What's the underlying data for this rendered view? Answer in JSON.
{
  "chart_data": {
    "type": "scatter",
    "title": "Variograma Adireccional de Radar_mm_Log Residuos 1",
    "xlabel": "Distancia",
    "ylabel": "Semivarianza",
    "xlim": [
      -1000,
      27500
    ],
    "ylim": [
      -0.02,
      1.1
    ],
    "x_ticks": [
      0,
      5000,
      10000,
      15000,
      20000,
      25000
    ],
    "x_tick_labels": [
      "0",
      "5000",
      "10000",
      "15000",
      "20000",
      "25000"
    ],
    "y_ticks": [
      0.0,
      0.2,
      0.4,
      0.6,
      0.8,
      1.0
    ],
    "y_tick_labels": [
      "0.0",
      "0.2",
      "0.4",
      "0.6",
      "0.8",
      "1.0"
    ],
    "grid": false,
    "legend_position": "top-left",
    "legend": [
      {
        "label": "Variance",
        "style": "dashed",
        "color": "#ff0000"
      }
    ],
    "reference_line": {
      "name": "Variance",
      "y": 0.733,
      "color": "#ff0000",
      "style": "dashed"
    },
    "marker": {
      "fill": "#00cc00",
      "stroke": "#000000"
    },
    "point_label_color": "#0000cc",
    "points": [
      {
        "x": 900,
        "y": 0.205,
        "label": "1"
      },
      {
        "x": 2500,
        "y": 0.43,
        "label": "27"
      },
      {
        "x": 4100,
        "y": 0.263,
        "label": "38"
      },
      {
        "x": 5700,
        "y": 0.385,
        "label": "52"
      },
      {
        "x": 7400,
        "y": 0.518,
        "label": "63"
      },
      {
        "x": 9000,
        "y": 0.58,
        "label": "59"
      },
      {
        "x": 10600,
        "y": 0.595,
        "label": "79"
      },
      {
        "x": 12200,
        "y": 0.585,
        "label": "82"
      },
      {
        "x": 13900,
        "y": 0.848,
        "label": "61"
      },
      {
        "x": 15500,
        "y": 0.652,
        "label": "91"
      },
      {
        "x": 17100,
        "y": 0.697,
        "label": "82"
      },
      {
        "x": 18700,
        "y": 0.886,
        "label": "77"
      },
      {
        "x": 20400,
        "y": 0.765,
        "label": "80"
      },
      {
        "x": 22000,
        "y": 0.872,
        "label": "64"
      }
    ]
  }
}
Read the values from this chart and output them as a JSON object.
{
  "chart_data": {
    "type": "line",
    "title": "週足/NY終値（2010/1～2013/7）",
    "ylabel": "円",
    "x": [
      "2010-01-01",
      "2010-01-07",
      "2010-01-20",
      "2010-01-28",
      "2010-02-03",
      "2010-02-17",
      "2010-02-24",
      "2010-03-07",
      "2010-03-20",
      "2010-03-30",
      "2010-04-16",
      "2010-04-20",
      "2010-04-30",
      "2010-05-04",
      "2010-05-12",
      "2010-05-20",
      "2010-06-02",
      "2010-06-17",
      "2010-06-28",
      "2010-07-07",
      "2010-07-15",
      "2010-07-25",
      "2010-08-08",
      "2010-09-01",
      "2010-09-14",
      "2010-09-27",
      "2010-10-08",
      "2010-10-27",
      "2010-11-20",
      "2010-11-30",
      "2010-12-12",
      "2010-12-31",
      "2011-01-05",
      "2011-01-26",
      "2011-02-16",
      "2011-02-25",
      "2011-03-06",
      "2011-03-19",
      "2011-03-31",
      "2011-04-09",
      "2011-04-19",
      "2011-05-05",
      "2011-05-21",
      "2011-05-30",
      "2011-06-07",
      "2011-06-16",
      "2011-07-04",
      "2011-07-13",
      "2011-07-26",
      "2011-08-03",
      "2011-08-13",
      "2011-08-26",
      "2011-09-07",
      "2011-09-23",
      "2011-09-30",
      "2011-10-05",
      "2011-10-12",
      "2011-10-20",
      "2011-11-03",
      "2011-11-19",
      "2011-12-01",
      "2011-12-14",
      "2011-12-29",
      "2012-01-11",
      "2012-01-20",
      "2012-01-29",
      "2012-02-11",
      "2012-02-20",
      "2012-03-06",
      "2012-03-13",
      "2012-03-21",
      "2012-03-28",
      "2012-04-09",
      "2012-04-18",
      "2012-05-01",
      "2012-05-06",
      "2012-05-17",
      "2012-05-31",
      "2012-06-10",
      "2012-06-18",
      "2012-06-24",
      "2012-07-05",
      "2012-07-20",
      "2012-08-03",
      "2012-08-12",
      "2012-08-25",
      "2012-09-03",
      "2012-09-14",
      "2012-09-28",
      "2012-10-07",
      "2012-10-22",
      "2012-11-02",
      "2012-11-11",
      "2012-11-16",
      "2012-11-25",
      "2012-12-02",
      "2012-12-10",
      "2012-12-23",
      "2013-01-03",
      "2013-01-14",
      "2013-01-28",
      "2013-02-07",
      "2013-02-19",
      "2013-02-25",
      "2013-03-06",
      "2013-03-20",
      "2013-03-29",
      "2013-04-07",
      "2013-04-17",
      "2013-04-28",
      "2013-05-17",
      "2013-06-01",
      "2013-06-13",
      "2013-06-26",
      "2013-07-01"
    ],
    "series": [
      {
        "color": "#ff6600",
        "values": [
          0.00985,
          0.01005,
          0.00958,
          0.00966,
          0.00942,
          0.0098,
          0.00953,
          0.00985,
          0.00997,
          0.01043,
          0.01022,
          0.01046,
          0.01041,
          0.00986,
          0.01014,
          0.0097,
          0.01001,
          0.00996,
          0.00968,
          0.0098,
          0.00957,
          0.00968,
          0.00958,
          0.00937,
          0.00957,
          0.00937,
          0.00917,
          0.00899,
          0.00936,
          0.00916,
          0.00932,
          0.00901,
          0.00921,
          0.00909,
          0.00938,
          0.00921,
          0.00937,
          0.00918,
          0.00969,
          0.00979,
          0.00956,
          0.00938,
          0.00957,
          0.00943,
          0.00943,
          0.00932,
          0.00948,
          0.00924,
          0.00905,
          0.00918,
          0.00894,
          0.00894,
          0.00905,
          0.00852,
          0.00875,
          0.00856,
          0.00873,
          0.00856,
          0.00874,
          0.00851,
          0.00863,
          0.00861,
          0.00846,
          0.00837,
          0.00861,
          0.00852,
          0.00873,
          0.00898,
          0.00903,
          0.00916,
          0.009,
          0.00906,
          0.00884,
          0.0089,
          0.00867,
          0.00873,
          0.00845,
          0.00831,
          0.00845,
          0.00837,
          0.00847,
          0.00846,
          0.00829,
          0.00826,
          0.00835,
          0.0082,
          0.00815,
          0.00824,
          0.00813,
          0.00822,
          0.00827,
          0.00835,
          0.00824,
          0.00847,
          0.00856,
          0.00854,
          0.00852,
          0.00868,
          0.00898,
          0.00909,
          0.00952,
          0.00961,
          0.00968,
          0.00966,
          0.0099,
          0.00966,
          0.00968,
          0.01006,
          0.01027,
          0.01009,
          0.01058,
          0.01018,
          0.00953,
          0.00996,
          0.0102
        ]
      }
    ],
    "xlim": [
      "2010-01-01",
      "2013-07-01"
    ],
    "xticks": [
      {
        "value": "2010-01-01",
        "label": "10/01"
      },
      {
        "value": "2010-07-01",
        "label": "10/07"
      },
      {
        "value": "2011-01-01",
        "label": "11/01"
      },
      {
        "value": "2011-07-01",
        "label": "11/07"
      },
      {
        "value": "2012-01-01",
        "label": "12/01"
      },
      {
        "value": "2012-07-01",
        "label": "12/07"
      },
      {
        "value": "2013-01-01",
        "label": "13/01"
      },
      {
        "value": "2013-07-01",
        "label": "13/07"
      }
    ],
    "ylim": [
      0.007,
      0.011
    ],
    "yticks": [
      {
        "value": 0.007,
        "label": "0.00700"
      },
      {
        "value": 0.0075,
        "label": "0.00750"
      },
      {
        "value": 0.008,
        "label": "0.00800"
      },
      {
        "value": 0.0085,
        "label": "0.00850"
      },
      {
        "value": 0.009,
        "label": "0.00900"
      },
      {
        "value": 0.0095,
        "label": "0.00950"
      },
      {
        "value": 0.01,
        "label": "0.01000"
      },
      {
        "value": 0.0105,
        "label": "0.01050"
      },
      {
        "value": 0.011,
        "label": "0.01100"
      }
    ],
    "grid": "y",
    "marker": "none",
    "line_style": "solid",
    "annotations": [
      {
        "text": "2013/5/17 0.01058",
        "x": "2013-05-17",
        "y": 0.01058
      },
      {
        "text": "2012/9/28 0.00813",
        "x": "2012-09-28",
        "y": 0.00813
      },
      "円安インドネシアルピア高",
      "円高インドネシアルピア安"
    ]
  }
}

---

WHAT IS EXPECTED: Determine how many lines of the data contain the word "JSON", and reply with that number only.

RESPONSE TO THE TASK: 2